Which lines contain the string "Alignments"? Please list every one of them.
# Dataset records start
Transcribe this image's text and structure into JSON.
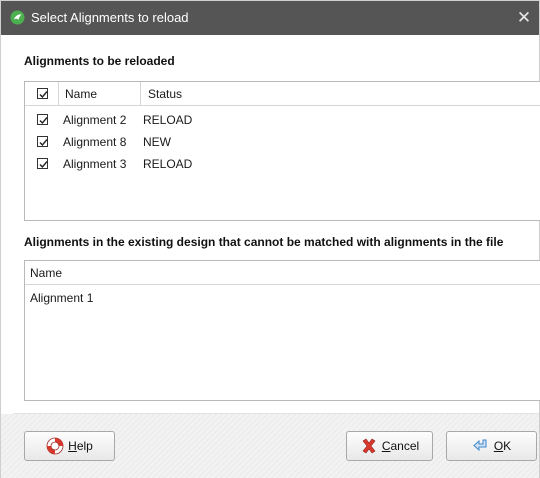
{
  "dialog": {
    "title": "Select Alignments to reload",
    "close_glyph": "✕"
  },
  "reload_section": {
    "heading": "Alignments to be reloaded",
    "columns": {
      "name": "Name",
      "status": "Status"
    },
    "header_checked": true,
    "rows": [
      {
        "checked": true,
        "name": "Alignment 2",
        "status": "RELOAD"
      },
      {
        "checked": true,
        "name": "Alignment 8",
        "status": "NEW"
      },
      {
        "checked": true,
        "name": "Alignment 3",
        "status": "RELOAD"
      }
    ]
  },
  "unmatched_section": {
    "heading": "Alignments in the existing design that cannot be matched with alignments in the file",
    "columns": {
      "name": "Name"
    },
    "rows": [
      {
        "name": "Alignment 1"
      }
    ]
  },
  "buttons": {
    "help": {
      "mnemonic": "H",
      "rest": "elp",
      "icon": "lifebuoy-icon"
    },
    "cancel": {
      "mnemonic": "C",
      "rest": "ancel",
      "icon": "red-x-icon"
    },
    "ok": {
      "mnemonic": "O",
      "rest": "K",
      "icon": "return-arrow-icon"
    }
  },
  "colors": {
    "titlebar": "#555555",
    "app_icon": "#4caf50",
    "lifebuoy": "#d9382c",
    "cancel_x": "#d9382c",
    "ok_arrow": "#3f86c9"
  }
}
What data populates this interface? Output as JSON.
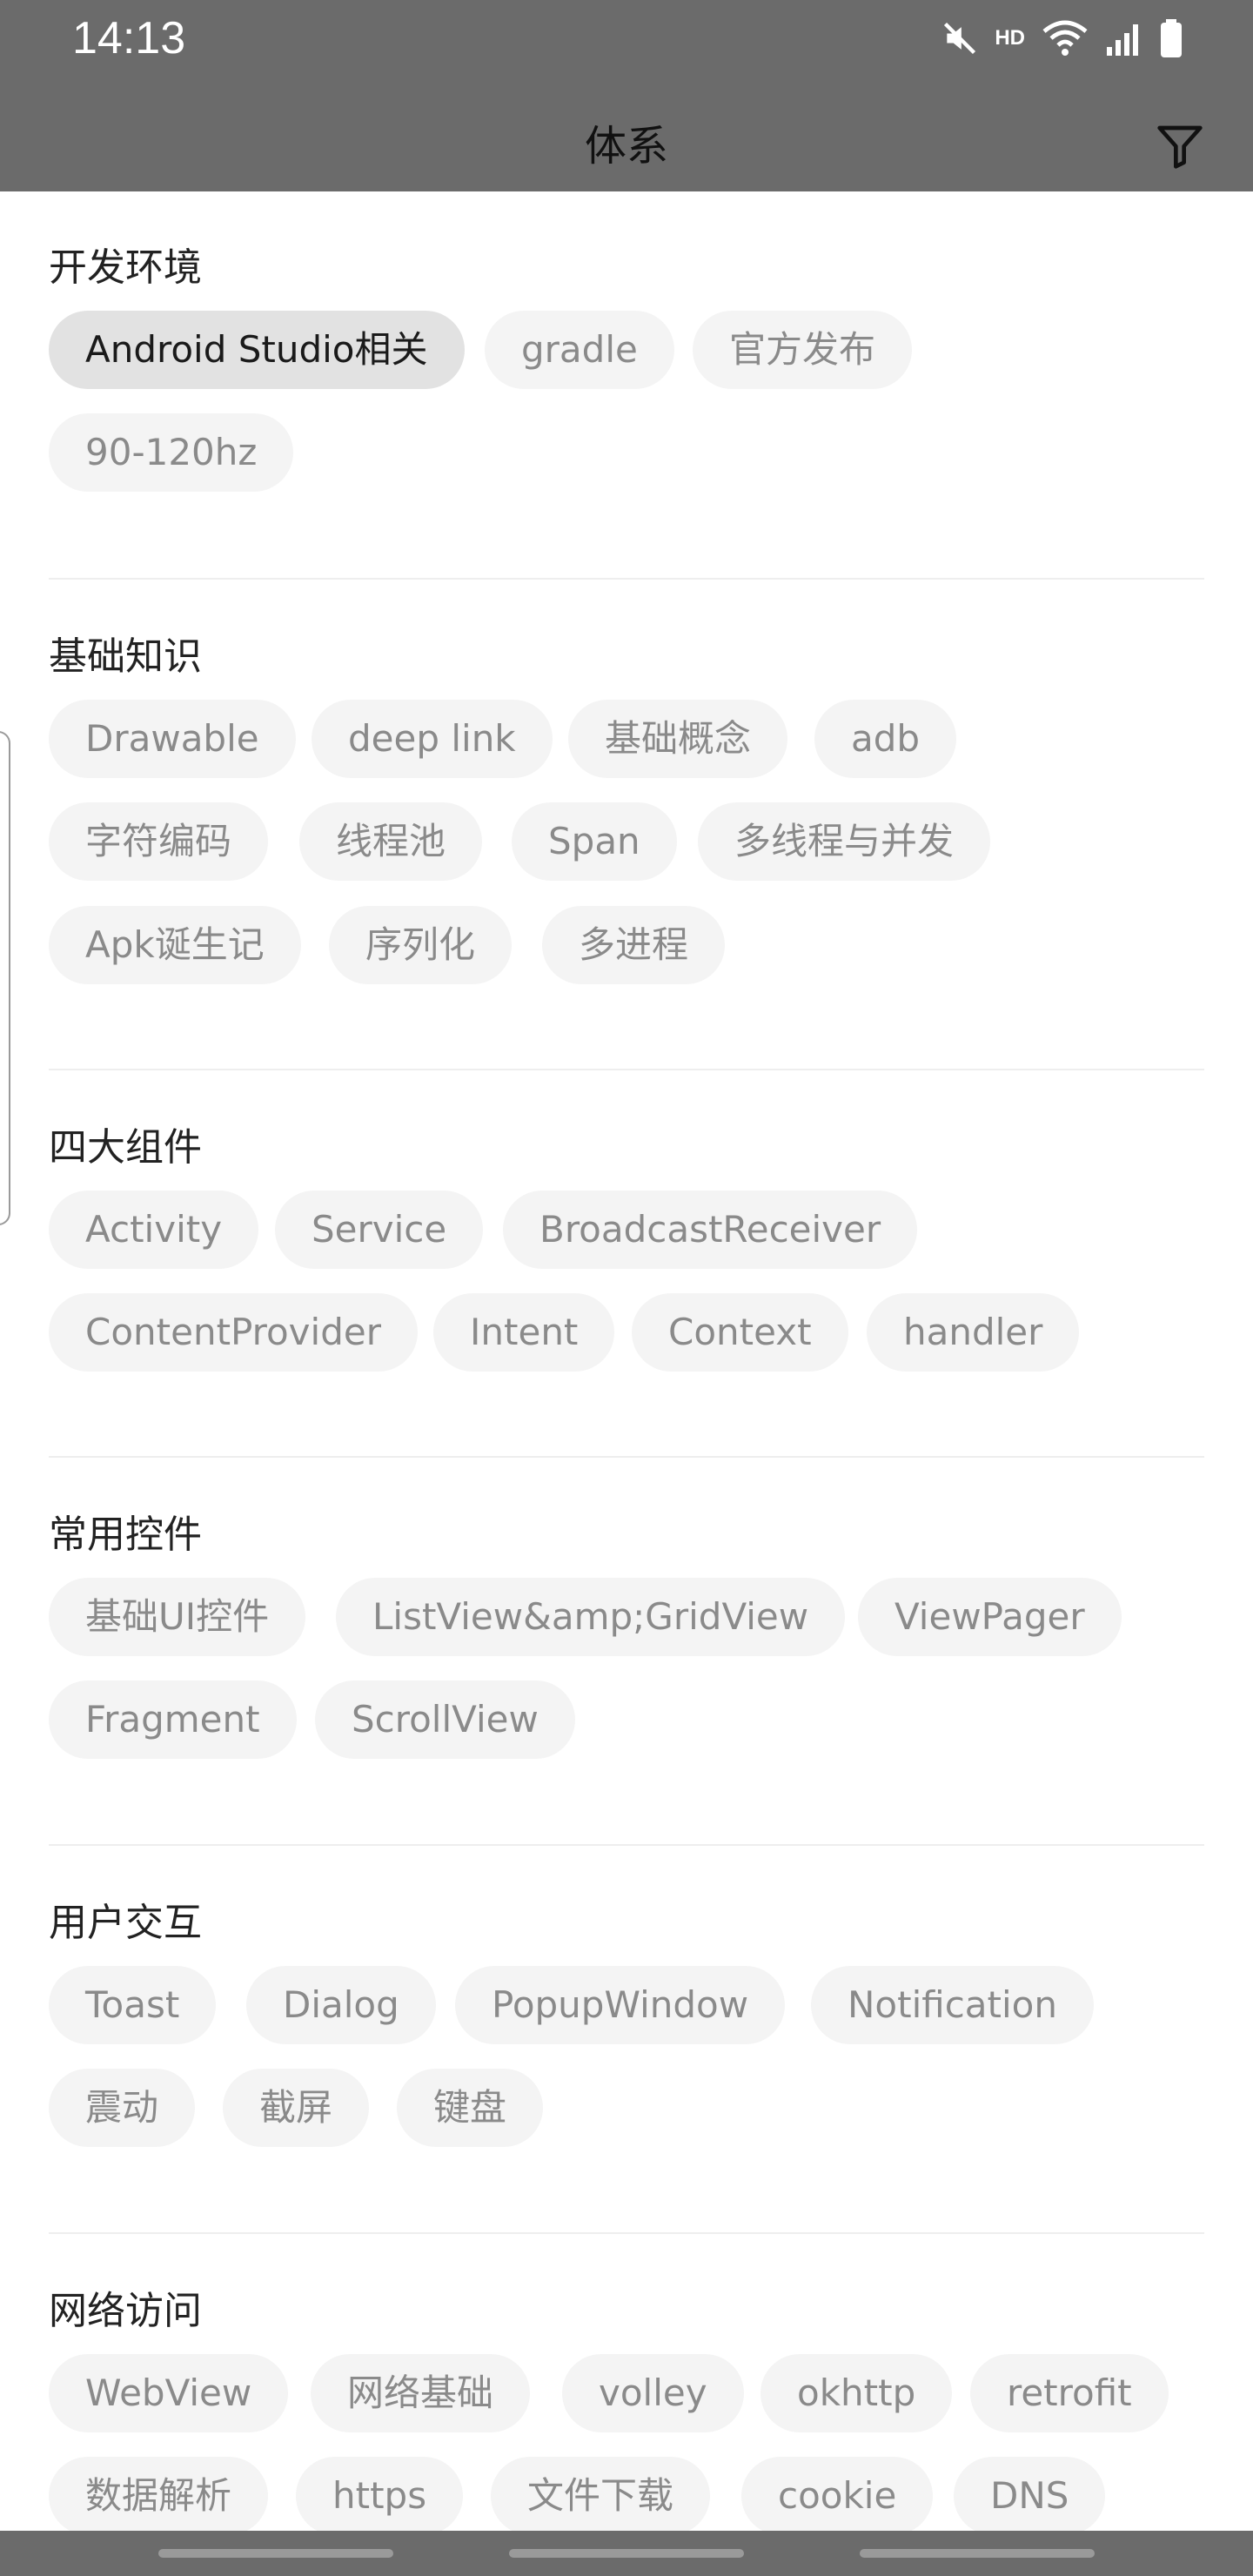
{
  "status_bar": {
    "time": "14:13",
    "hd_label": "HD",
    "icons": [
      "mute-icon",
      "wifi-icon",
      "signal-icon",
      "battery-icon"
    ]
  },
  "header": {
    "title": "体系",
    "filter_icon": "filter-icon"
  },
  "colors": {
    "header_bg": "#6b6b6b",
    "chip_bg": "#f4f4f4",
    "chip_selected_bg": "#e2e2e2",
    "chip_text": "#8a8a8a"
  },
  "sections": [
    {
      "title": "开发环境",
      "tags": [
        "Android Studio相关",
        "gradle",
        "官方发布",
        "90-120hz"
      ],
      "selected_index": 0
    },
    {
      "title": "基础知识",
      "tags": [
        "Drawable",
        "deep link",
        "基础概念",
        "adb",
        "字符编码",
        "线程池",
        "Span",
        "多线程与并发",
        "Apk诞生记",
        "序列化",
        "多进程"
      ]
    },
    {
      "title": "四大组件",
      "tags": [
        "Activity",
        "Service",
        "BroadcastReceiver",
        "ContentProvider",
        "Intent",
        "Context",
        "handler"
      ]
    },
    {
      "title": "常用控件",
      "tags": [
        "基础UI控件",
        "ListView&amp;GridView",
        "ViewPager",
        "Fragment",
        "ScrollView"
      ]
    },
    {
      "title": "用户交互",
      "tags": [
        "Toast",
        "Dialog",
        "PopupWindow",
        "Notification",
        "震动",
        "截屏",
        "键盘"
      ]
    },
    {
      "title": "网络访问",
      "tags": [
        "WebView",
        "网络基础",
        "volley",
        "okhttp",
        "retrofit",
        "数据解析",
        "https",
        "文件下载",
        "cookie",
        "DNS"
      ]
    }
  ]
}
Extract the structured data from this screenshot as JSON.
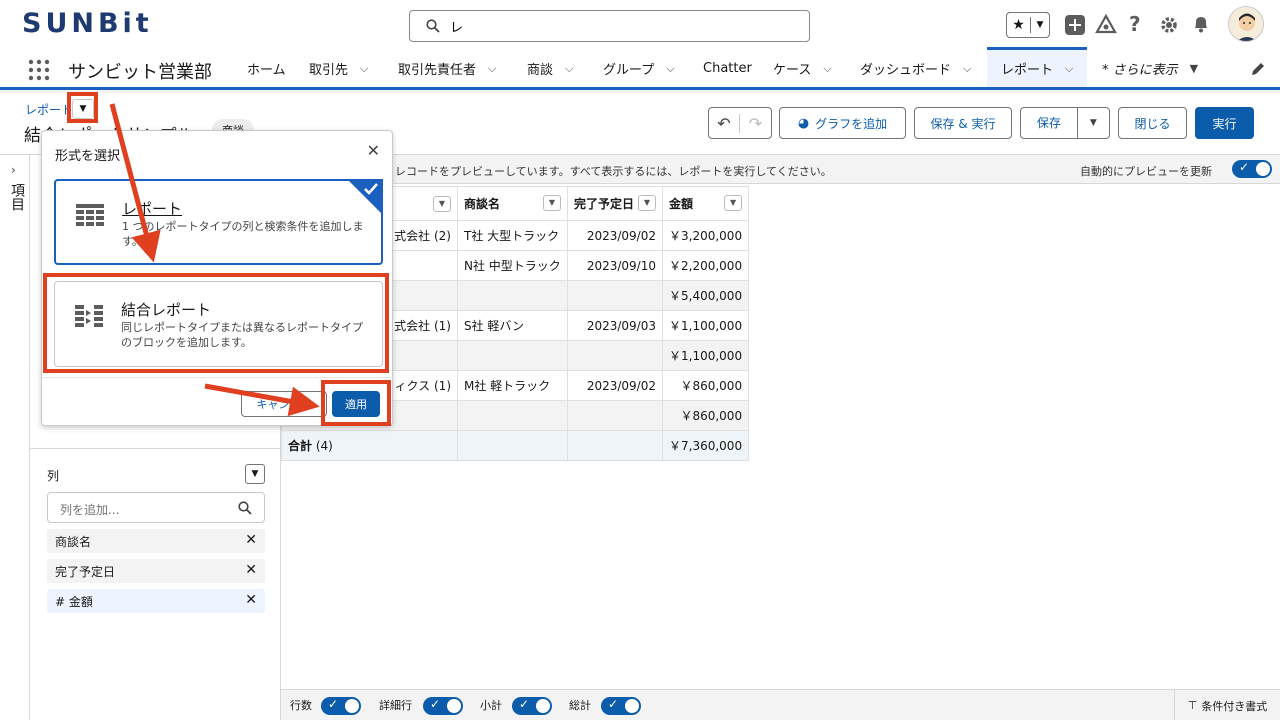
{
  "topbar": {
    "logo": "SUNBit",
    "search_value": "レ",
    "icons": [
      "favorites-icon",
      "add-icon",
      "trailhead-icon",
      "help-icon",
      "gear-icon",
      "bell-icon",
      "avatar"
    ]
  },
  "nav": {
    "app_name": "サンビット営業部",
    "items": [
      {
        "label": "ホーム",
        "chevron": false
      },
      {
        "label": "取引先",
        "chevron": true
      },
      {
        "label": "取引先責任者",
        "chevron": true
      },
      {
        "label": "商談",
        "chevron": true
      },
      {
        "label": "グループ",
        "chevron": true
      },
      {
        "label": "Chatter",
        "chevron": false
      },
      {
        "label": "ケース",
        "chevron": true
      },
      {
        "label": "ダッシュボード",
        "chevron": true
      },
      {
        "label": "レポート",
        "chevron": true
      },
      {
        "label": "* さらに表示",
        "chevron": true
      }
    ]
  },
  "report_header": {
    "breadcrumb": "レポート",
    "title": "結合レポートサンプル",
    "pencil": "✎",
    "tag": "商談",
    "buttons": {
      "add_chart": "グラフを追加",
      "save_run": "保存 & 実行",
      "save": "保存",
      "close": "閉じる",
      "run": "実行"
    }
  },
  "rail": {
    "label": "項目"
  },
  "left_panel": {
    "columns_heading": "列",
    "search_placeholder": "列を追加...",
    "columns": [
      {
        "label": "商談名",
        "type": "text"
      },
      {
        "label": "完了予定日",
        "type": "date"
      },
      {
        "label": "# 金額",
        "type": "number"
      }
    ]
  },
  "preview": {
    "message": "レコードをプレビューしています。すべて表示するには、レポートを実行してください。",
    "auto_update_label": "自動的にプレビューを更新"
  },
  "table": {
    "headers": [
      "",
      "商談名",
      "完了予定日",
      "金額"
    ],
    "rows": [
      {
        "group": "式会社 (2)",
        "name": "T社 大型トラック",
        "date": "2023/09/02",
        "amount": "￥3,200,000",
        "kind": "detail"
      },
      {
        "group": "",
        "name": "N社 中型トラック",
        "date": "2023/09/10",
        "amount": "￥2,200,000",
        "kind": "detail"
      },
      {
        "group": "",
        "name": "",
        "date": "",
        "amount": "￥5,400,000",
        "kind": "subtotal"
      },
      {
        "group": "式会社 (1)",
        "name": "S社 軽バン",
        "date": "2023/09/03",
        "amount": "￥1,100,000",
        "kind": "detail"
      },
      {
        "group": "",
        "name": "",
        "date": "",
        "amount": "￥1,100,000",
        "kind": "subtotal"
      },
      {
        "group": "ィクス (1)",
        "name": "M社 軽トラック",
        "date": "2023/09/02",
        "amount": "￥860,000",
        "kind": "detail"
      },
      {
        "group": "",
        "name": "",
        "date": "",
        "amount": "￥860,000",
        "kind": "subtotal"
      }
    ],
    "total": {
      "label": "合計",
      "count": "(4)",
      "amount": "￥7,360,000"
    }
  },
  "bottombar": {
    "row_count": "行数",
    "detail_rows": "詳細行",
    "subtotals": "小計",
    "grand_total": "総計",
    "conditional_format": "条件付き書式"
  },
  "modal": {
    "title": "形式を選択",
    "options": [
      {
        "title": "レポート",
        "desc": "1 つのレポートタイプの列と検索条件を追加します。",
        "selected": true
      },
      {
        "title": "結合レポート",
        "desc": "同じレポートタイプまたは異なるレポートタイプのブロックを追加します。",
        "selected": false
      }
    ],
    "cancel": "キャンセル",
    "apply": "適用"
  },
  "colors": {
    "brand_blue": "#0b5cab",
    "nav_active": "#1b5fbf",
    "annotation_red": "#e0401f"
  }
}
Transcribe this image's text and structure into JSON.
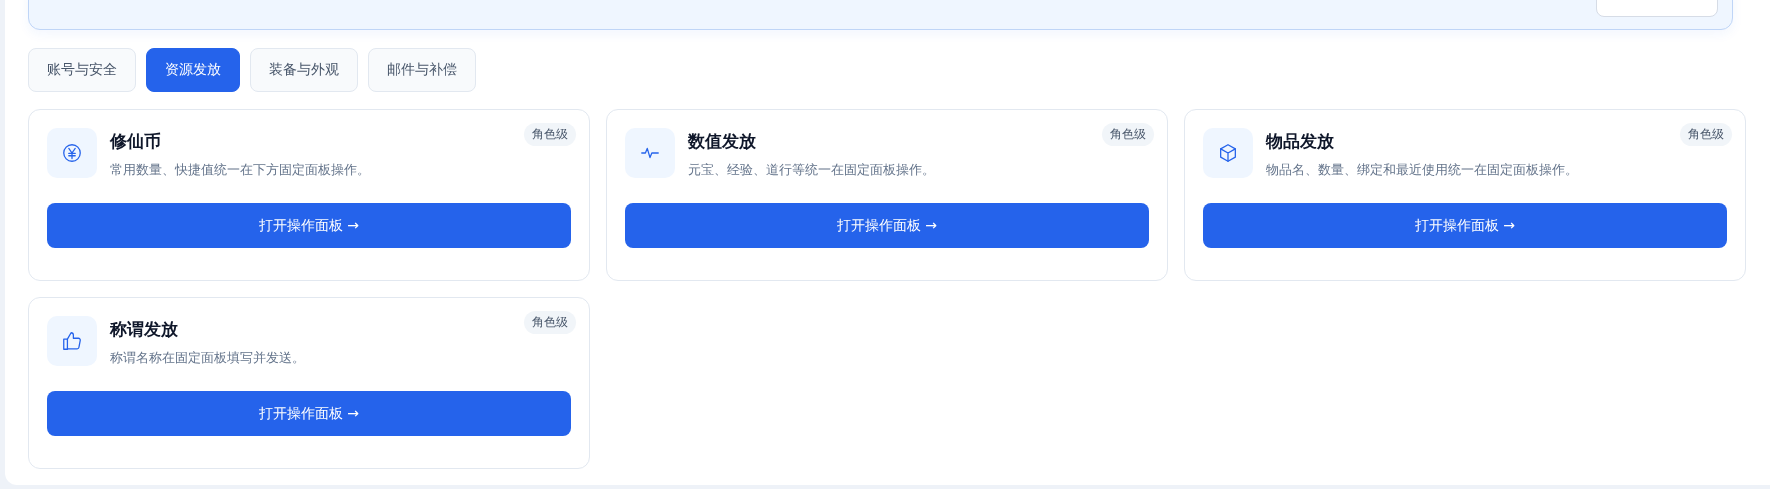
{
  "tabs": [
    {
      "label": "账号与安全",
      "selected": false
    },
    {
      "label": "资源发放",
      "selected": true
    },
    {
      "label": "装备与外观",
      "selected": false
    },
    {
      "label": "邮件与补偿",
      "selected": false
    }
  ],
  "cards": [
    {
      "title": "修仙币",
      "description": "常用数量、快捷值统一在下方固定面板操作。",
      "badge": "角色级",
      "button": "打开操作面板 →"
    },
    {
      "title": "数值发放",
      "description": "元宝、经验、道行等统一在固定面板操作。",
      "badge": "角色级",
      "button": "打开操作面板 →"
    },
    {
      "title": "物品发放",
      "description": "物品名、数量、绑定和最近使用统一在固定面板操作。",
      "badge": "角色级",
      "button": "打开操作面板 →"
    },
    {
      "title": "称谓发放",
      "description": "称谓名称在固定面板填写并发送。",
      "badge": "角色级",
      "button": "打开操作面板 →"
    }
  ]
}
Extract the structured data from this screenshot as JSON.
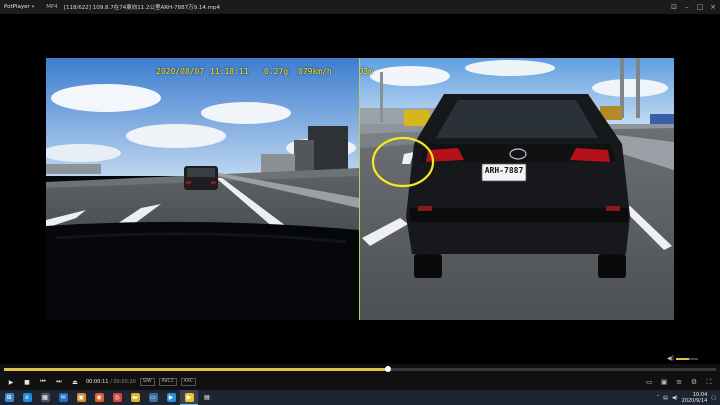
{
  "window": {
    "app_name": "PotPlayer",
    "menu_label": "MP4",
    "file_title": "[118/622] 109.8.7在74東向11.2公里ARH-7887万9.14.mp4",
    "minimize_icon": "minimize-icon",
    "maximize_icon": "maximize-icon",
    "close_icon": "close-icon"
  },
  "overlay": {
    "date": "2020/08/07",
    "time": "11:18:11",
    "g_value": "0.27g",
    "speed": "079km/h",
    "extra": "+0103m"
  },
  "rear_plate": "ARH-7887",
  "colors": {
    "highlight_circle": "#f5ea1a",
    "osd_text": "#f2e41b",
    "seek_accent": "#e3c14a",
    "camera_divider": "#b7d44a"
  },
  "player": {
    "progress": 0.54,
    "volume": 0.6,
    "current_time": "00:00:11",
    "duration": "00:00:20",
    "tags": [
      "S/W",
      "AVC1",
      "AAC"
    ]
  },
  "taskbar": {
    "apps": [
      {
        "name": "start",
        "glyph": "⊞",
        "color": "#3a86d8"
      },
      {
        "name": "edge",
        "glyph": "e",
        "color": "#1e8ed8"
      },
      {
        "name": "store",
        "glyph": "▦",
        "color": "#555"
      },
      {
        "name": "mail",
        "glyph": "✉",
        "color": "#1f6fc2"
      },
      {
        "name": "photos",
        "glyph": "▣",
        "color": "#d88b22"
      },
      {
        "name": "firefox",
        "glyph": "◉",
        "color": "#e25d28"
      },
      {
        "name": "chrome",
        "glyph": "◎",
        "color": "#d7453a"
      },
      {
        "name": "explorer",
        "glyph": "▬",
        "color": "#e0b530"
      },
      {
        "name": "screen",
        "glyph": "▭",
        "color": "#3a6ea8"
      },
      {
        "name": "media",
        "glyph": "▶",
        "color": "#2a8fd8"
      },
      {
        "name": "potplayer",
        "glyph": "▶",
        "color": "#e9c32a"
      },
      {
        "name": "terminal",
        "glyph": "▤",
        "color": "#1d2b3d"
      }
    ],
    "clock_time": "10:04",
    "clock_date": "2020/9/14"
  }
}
# Dataset records end
▶ **Correct answer**
    "title": "Select Alignments to reload",
    "heading": "Alignments to be reloaded",
    "heading": "Alignments in the existing design that cannot be matched with alignments in the file",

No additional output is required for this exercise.